EXERCISE BRIEF: Give an exact copy of every line, leaving images out.
----- EXTRACTED ENTRIES -----
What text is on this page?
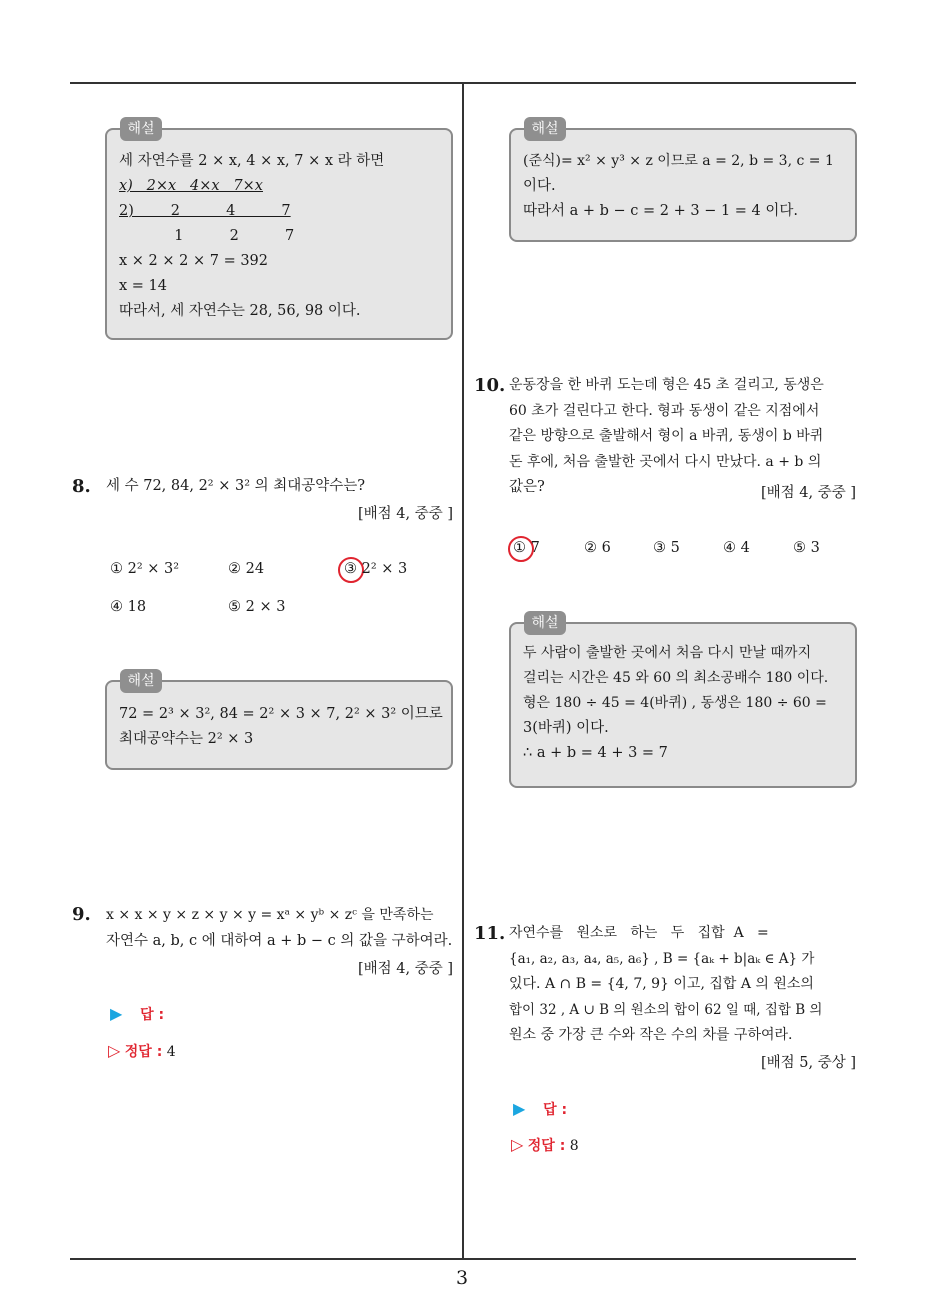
세 자연수를 2 × x, 4 × x, 7 × x 라 하면
x)   2×x   4×x   7×x
2)        2          4          7
1          2          7
x × 2 × 2 × 7 = 392
x = 14
따라서, 세 자연수는 28, 56, 98 이다.
해설
8. 세 수 72, 84, 2² × 3² 의 최대공약수는?
[배점 4, 중중 ]
① 2² × 3²	② 24	③ 2² × 3
④ 18	⑤ 2 × 3
72 = 2³ × 3², 84 = 2² × 3 × 7, 2² × 3² 이므로
최대공약수는 2² × 3
해설
9. x × x × y × z × y × y = xᵃ × yᵇ × zᶜ 을 만족하는
자연수 a, b, c 에 대하여 a + b − c 의 값을 구하여라.
[배점 4, 중중 ]
▶ 답 :
▷ 정답 : 4
(준식)= x² × y³ × z 이므로 a = 2, b = 3, c = 1
이다.
따라서 a + b − c = 2 + 3 − 1 = 4 이다.
해설
10. 운동장을 한 바퀴 도는데 형은 45 초 걸리고, 동생은
60 초가 걸린다고 한다. 형과 동생이 같은 지점에서
같은 방향으로 출발해서 형이 a 바퀴, 동생이 b 바퀴
돈 후에, 처음 출발한 곳에서 다시 만났다. a + b 의
값은?	[배점 4, 중중 ]
① 7	② 6	③ 5	④ 4	⑤ 3
두 사람이 출발한 곳에서 처음 다시 만날 때까지
걸리는 시간은 45 와 60 의 최소공배수 180 이다.
형은 180 ÷ 45 = 4(바퀴) , 동생은 180 ÷ 60 =
3(바퀴) 이다.
∴ a + b = 4 + 3 = 7
해설
11. 자연수를   원소로   하는   두   집합  A   =
{a₁, a₂, a₃, a₄, a₅, a₆} , B = {aₖ + b|aₖ ∈ A} 가
있다. A ∩ B = {4, 7, 9} 이고, 집합 A 의 원소의
합이 32 , A ∪ B 의 원소의 합이 62 일 때, 집합 B 의
원소 중 가장 큰 수와 작은 수의 차를 구하여라.
[배점 5, 중상 ]
▶ 답 :
▷ 정답 : 8
3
-----
WRITTEN REPLY:
What text is on this page?
세 자연수를 2 × x, 4 × x, 7 × x 라 하면
x)   2×x   4×x   7×x
2)        2          4          7
1          2          7
x × 2 × 2 × 7 = 392
x = 14
따라서, 세 자연수는 28, 56, 98 이다.
해설
8. 세 수 72, 84, 2² × 3² 의 최대공약수는?
[배점 4, 중중 ]
① 2² × 3²	② 24	③ 2² × 3
④ 18	⑤ 2 × 3
72 = 2³ × 3², 84 = 2² × 3 × 7, 2² × 3² 이므로
최대공약수는 2² × 3
해설
9. x × x × y × z × y × y = xᵃ × yᵇ × zᶜ 을 만족하는
자연수 a, b, c 에 대하여 a + b − c 의 값을 구하여라.
[배점 4, 중중 ]
▶ 답 :
▷ 정답 : 4
(준식)= x² × y³ × z 이므로 a = 2, b = 3, c = 1
이다.
따라서 a + b − c = 2 + 3 − 1 = 4 이다.
해설
10. 운동장을 한 바퀴 도는데 형은 45 초 걸리고, 동생은
60 초가 걸린다고 한다. 형과 동생이 같은 지점에서
같은 방향으로 출발해서 형이 a 바퀴, 동생이 b 바퀴
돈 후에, 처음 출발한 곳에서 다시 만났다. a + b 의
값은?	[배점 4, 중중 ]
① 7	② 6	③ 5	④ 4	⑤ 3
두 사람이 출발한 곳에서 처음 다시 만날 때까지
걸리는 시간은 45 와 60 의 최소공배수 180 이다.
형은 180 ÷ 45 = 4(바퀴) , 동생은 180 ÷ 60 =
3(바퀴) 이다.
∴ a + b = 4 + 3 = 7
해설
11. 자연수를   원소로   하는   두   집합  A   =
{a₁, a₂, a₃, a₄, a₅, a₆} , B = {aₖ + b|aₖ ∈ A} 가
있다. A ∩ B = {4, 7, 9} 이고, 집합 A 의 원소의
합이 32 , A ∪ B 의 원소의 합이 62 일 때, 집합 B 의
원소 중 가장 큰 수와 작은 수의 차를 구하여라.
[배점 5, 중상 ]
▶ 답 :
▷ 정답 : 8
3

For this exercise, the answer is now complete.